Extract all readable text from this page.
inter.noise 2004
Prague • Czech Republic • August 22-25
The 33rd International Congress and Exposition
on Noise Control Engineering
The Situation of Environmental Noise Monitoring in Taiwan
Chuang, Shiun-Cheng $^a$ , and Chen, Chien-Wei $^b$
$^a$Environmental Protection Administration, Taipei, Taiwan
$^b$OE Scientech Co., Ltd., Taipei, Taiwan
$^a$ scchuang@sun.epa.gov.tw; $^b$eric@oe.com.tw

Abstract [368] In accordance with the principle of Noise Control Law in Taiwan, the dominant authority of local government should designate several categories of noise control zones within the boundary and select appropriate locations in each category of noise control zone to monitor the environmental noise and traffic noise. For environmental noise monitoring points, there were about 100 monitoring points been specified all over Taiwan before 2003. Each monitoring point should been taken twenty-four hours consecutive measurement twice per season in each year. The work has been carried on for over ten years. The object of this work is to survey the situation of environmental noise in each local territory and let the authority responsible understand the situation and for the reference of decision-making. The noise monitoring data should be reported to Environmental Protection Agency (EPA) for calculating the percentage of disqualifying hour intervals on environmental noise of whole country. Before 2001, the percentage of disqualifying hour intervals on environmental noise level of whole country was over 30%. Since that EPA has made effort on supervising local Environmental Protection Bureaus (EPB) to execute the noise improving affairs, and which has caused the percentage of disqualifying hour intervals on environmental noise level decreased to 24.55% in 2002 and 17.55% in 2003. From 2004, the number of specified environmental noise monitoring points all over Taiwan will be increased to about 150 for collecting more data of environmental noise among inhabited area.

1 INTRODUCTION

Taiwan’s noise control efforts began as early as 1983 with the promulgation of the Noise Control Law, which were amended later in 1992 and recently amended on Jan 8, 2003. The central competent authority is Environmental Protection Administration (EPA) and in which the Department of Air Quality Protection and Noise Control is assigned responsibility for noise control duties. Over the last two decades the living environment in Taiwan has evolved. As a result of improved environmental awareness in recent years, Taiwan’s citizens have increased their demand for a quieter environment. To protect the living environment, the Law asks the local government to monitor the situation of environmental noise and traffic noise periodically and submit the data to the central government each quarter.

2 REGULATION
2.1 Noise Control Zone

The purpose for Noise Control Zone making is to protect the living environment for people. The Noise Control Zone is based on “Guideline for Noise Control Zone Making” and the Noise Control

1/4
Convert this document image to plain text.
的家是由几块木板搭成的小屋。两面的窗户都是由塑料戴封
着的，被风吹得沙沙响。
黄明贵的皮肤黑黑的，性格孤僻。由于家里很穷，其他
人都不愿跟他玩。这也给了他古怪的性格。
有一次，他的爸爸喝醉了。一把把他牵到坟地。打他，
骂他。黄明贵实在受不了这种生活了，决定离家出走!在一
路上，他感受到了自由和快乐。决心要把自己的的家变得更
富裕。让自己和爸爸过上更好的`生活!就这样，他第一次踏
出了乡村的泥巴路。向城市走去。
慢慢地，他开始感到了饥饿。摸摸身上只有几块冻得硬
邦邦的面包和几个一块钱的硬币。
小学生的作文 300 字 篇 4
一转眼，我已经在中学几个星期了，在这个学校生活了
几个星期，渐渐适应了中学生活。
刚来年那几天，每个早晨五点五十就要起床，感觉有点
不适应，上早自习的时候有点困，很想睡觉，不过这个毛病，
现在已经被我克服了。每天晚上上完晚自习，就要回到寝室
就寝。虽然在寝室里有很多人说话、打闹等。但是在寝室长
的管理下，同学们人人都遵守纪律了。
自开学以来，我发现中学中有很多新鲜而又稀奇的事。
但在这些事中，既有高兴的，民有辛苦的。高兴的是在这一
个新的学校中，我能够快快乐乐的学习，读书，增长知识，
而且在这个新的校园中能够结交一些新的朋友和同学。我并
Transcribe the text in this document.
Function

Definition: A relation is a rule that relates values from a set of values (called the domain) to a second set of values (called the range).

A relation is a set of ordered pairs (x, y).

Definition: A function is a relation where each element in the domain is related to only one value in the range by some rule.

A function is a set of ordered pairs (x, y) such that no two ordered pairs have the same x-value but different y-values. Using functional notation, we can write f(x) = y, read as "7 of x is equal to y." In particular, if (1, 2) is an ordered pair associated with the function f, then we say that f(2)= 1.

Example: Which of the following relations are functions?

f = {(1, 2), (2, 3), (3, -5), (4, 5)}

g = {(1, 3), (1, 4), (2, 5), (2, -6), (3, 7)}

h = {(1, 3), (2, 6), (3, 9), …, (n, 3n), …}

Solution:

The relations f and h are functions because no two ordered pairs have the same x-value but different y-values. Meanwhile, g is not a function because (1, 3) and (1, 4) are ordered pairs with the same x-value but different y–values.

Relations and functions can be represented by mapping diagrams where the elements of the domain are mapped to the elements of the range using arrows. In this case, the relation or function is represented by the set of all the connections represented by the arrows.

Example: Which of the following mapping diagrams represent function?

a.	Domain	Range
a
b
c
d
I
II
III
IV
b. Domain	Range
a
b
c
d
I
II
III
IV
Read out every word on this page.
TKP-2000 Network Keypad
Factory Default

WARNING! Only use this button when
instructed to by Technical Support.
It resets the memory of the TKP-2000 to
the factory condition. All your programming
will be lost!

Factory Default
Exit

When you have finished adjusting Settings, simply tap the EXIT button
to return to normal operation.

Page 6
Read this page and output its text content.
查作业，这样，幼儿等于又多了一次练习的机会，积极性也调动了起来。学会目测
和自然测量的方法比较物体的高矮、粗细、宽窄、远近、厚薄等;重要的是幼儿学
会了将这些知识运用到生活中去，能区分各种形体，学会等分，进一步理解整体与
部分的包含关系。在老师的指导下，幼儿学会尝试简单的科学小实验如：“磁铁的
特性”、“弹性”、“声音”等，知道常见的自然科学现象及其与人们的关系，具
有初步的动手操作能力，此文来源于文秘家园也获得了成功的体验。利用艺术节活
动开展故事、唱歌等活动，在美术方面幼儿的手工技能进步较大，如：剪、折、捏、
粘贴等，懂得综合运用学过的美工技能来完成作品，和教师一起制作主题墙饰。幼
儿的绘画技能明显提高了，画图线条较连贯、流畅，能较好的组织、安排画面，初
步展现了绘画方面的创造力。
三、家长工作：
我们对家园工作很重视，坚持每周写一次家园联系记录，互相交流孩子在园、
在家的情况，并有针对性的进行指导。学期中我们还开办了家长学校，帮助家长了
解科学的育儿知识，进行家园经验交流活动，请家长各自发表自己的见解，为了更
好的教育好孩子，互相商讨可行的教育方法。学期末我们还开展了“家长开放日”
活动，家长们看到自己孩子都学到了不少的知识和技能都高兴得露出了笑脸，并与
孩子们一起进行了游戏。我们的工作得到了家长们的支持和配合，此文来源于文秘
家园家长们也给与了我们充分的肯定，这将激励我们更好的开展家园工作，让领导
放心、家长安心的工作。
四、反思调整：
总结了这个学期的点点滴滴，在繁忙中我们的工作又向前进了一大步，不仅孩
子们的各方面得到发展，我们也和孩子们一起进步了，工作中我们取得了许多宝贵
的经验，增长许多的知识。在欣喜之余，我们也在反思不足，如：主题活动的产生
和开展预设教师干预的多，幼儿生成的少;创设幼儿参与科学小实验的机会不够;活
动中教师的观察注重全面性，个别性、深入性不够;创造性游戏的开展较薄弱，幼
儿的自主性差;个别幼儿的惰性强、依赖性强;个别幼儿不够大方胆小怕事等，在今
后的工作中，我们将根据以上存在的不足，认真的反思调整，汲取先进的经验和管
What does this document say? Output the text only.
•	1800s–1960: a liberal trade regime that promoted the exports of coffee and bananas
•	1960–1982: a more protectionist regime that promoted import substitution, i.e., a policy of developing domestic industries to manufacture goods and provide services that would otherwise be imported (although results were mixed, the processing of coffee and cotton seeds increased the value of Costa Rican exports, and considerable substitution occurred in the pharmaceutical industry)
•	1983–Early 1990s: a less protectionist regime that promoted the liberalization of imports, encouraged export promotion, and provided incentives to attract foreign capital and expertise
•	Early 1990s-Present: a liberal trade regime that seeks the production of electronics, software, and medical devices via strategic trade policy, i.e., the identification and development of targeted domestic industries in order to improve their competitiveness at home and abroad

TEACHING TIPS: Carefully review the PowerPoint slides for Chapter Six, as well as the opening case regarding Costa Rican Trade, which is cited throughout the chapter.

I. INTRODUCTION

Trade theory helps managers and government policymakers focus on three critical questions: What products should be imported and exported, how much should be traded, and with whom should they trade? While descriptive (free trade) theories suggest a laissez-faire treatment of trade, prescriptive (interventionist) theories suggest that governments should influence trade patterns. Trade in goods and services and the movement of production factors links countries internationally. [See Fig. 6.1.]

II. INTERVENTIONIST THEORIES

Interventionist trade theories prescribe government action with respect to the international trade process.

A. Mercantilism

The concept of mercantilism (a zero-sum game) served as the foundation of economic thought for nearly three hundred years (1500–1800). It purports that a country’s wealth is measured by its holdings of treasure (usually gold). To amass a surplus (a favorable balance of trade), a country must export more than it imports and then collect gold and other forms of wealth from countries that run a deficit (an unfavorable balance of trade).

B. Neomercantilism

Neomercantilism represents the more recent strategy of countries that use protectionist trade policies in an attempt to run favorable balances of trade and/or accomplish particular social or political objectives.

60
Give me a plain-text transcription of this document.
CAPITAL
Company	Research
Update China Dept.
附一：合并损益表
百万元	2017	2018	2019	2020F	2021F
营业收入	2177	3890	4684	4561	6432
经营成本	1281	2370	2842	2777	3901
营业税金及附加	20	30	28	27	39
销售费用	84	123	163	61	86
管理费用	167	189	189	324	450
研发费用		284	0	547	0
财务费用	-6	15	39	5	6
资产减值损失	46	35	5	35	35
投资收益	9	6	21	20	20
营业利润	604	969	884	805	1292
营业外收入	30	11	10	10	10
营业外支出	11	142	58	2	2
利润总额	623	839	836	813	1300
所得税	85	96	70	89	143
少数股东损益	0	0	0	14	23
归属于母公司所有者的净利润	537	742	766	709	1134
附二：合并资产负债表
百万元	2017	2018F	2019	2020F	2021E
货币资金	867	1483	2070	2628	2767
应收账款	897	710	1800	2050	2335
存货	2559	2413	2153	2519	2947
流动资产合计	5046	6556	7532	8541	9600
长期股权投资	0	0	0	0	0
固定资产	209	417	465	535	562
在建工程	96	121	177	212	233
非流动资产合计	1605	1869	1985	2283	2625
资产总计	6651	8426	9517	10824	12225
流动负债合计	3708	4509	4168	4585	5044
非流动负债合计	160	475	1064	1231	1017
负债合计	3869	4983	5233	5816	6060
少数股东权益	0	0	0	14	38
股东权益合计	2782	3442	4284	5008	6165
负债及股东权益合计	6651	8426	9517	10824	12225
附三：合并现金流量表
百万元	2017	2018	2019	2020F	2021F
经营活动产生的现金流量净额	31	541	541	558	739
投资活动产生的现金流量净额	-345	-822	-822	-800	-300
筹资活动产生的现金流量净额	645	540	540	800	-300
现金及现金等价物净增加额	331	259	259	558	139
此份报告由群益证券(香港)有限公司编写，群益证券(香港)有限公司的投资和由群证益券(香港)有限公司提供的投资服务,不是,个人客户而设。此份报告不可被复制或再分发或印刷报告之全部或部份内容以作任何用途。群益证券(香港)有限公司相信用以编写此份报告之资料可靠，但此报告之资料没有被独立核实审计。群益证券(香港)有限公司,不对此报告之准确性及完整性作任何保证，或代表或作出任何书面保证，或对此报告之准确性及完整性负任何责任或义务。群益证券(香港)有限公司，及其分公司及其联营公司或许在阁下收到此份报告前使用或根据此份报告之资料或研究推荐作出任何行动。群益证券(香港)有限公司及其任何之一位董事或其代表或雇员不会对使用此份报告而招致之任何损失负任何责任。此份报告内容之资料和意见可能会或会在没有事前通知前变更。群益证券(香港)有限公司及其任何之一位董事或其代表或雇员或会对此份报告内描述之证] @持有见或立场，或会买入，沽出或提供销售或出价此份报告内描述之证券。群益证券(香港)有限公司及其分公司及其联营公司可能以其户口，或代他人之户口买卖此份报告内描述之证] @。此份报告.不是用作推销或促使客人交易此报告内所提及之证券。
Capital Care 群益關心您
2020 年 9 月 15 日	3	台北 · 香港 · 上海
☆ ☆ ☆ ☆ ☆
SET PROBLEM: Search the entries for the string "Administration" and collect each line that has it.

THE COMPLETED TASK:
$^a$Environmental Protection Administration, Taipei, Taiwan
Taiwan’s noise control efforts began as early as 1983 with the promulgation of the Noise Control Law, which were amended later in 1992 and recently amended on Jan 8, 2003. The central competent authority is Environmental Protection Administration (EPA) and in which the Department of Air Quality Protection and Noise Control is assigned responsibility for noise control duties. Over the last two decades the living environment in Taiwan has evolved. As a result of improved environmental awareness in recent years, Taiwan’s citizens have increased their demand for a quieter environment. To protect the living environment, the Law asks the local government to monitor the situation of environmental noise and traffic noise periodically and submit the data to the central government each quarter.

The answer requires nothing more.